PROMPT: For every line in the data below that contains "иную", copy the line.

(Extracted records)
§
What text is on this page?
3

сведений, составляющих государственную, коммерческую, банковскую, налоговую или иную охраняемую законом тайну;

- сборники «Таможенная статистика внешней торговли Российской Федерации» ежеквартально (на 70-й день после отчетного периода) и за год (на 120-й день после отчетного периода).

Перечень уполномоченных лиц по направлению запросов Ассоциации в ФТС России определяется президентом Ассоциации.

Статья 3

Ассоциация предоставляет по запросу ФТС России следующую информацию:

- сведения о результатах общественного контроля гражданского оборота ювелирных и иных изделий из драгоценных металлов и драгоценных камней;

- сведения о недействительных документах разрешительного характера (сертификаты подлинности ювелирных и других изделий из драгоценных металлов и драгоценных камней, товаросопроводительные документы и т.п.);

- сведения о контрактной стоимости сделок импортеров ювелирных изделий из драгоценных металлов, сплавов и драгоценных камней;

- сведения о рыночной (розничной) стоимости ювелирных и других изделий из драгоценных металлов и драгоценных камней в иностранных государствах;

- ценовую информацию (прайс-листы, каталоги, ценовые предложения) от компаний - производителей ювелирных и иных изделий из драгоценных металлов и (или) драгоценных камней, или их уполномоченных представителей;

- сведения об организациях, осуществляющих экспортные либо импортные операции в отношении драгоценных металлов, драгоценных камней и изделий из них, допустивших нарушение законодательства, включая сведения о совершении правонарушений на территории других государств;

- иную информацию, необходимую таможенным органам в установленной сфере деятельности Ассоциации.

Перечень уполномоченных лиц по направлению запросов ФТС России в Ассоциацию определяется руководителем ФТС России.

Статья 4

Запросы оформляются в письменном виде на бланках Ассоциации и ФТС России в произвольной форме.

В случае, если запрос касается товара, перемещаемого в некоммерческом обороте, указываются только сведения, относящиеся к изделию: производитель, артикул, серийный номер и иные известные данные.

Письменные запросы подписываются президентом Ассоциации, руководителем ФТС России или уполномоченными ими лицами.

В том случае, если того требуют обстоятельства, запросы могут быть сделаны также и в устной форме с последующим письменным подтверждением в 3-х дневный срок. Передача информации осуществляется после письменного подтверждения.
§
EXERCISE SOLUTION:
сведений, составляющих государственную, коммерческую, банковскую, налоговую или иную охраняемую законом тайну;
- иную информацию, необходимую таможенным органам в установленной сфере деятельности Ассоциации.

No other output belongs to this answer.